Start of Exercise material

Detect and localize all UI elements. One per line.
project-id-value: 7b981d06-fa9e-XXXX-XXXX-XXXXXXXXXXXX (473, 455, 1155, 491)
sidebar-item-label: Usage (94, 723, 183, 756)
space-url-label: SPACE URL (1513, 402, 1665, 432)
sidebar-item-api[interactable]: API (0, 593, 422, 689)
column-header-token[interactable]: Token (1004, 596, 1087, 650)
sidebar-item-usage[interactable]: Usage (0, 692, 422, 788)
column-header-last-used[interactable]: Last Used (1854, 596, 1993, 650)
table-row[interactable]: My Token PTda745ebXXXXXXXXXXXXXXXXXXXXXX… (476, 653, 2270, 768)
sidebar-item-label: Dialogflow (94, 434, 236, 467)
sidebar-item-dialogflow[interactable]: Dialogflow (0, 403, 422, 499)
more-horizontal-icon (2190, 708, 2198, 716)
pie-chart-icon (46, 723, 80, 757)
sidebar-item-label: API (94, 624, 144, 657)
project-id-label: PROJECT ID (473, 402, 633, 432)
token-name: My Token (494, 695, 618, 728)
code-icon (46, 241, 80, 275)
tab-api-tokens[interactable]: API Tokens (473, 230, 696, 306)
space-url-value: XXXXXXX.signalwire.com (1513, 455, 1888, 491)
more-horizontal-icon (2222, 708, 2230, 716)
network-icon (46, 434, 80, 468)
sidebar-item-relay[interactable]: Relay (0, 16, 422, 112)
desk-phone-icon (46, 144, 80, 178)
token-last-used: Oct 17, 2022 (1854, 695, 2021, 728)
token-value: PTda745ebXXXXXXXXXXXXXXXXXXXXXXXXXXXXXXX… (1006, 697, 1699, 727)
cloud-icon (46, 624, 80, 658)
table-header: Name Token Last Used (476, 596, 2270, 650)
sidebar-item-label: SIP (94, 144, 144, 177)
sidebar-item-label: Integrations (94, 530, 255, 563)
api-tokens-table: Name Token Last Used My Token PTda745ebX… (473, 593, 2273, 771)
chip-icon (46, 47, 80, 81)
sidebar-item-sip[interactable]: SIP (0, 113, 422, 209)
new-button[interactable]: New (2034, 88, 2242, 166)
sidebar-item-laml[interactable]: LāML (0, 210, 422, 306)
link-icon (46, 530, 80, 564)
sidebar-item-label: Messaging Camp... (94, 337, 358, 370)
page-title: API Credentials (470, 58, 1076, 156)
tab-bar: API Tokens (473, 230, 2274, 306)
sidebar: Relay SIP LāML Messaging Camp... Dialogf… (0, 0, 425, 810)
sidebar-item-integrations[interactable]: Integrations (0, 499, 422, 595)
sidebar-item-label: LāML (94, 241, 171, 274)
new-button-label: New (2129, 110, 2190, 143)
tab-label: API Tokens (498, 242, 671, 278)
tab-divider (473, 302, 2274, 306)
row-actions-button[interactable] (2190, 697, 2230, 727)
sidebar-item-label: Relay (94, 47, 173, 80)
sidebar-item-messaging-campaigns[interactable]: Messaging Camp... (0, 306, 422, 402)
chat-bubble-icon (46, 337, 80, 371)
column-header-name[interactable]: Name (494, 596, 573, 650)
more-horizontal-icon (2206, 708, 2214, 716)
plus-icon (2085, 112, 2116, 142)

End of Exercise material

Written request: Reproduce the rows above verbatim, one per line, with nothing added or changed.

The result:
Detect and localize all UI elements. One per line.
project-id-value: 7b981d06-fa9e-XXXX-XXXX-XXXXXXXXXXXX (473, 455, 1155, 491)
sidebar-item-label: Usage (94, 723, 183, 756)
space-url-label: SPACE URL (1513, 402, 1665, 432)
sidebar-item-api[interactable]: API (0, 593, 422, 689)
column-header-token[interactable]: Token (1004, 596, 1087, 650)
sidebar-item-usage[interactable]: Usage (0, 692, 422, 788)
column-header-last-used[interactable]: Last Used (1854, 596, 1993, 650)
table-row[interactable]: My Token PTda745ebXXXXXXXXXXXXXXXXXXXXXX… (476, 653, 2270, 768)
sidebar-item-label: Dialogflow (94, 434, 236, 467)
sidebar-item-dialogflow[interactable]: Dialogflow (0, 403, 422, 499)
more-horizontal-icon (2190, 708, 2198, 716)
pie-chart-icon (46, 723, 80, 757)
sidebar-item-label: API (94, 624, 144, 657)
project-id-label: PROJECT ID (473, 402, 633, 432)
token-name: My Token (494, 695, 618, 728)
code-icon (46, 241, 80, 275)
tab-api-tokens[interactable]: API Tokens (473, 230, 696, 306)
space-url-value: XXXXXXX.signalwire.com (1513, 455, 1888, 491)
more-horizontal-icon (2222, 708, 2230, 716)
network-icon (46, 434, 80, 468)
sidebar-item-relay[interactable]: Relay (0, 16, 422, 112)
desk-phone-icon (46, 144, 80, 178)
token-last-used: Oct 17, 2022 (1854, 695, 2021, 728)
token-value: PTda745ebXXXXXXXXXXXXXXXXXXXXXXXXXXXXXXX… (1006, 697, 1699, 727)
cloud-icon (46, 624, 80, 658)
table-header: Name Token Last Used (476, 596, 2270, 650)
sidebar-item-label: SIP (94, 144, 144, 177)
sidebar-item-label: Integrations (94, 530, 255, 563)
api-tokens-table: Name Token Last Used My Token PTda745ebX… (473, 593, 2273, 771)
chip-icon (46, 47, 80, 81)
sidebar-item-sip[interactable]: SIP (0, 113, 422, 209)
new-button[interactable]: New (2034, 88, 2242, 166)
sidebar-item-laml[interactable]: LāML (0, 210, 422, 306)
link-icon (46, 530, 80, 564)
sidebar-item-label: Messaging Camp... (94, 337, 358, 370)
page-title: API Credentials (470, 58, 1076, 156)
tab-bar: API Tokens (473, 230, 2274, 306)
sidebar: Relay SIP LāML Messaging Camp... Dialogf… (0, 0, 425, 810)
sidebar-item-integrations[interactable]: Integrations (0, 499, 422, 595)
sidebar-item-label: LāML (94, 241, 171, 274)
new-button-label: New (2129, 110, 2190, 143)
tab-label: API Tokens (498, 242, 671, 278)
tab-divider (473, 302, 2274, 306)
row-actions-button[interactable] (2190, 697, 2230, 727)
sidebar-item-label: Relay (94, 47, 173, 80)
sidebar-item-messaging-campaigns[interactable]: Messaging Camp... (0, 306, 422, 402)
chat-bubble-icon (46, 337, 80, 371)
column-header-name[interactable]: Name (494, 596, 573, 650)
more-horizontal-icon (2206, 708, 2214, 716)
plus-icon (2085, 112, 2116, 142)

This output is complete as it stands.